━━━━━ Raw data ━━━━━

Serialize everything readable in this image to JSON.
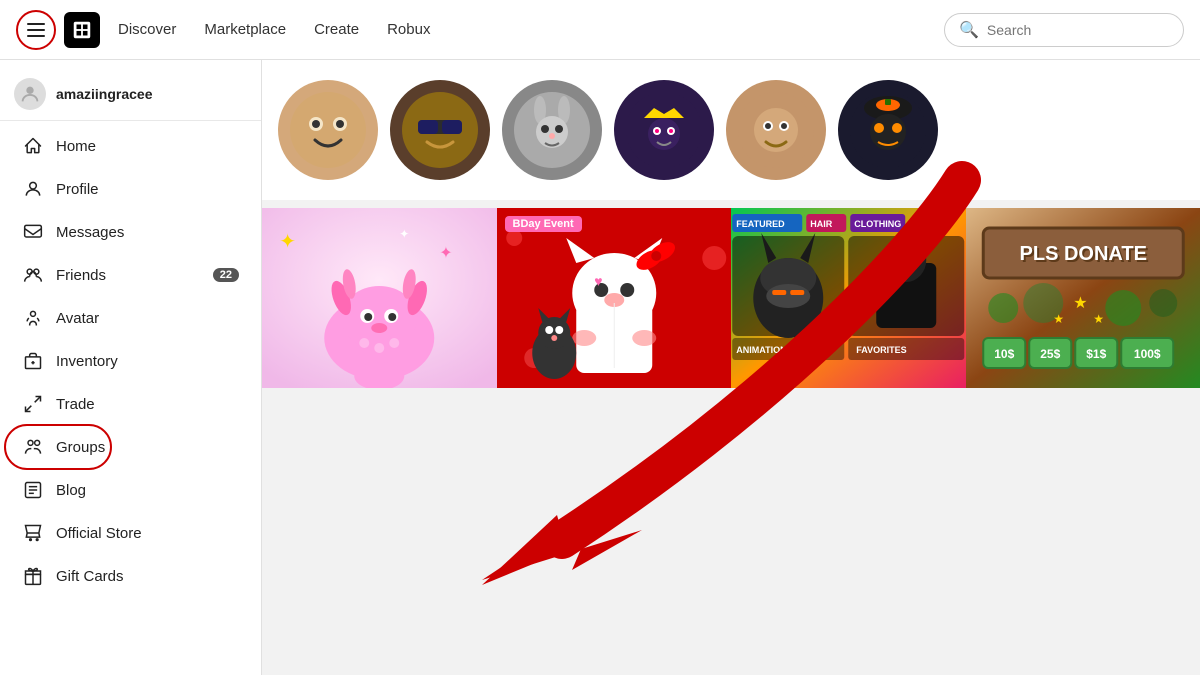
{
  "topNav": {
    "links": [
      {
        "label": "Discover",
        "name": "discover"
      },
      {
        "label": "Marketplace",
        "name": "marketplace"
      },
      {
        "label": "Create",
        "name": "create"
      },
      {
        "label": "Robux",
        "name": "robux"
      }
    ],
    "search": {
      "placeholder": "Search"
    }
  },
  "sidebar": {
    "username": "amaziingracee",
    "items": [
      {
        "label": "Home",
        "icon": "home",
        "badge": null
      },
      {
        "label": "Profile",
        "icon": "user",
        "badge": null
      },
      {
        "label": "Messages",
        "icon": "message",
        "badge": null
      },
      {
        "label": "Friends",
        "icon": "friends",
        "badge": "22"
      },
      {
        "label": "Avatar",
        "icon": "avatar",
        "badge": null
      },
      {
        "label": "Inventory",
        "icon": "inventory",
        "badge": null
      },
      {
        "label": "Trade",
        "icon": "trade",
        "badge": null
      },
      {
        "label": "Groups",
        "icon": "groups",
        "badge": null
      },
      {
        "label": "Blog",
        "icon": "blog",
        "badge": null
      },
      {
        "label": "Official Store",
        "icon": "store",
        "badge": null
      },
      {
        "label": "Gift Cards",
        "icon": "gift",
        "badge": null
      }
    ]
  },
  "gameTiles": [
    {
      "label": "",
      "name": "axolotl-game"
    },
    {
      "label": "BDay Event",
      "name": "bday-game"
    },
    {
      "label": "FEATURED",
      "name": "featured-game"
    },
    {
      "label": "PLS DONATE",
      "name": "pls-donate-game"
    }
  ],
  "donateAmounts": [
    "10$",
    "25$",
    "$1$",
    "100$"
  ]
}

━━━━━

• Exercise requirements:
Track down every line holding the string "icon" and copy it.

• Correct response:
        "icon": "home",
        "icon": "user",
        "icon": "message",
        "icon": "friends",
        "icon": "avatar",
        "icon": "inventory",
        "icon": "trade",
        "icon": "groups",
        "icon": "blog",
        "icon": "store",
        "icon": "gift",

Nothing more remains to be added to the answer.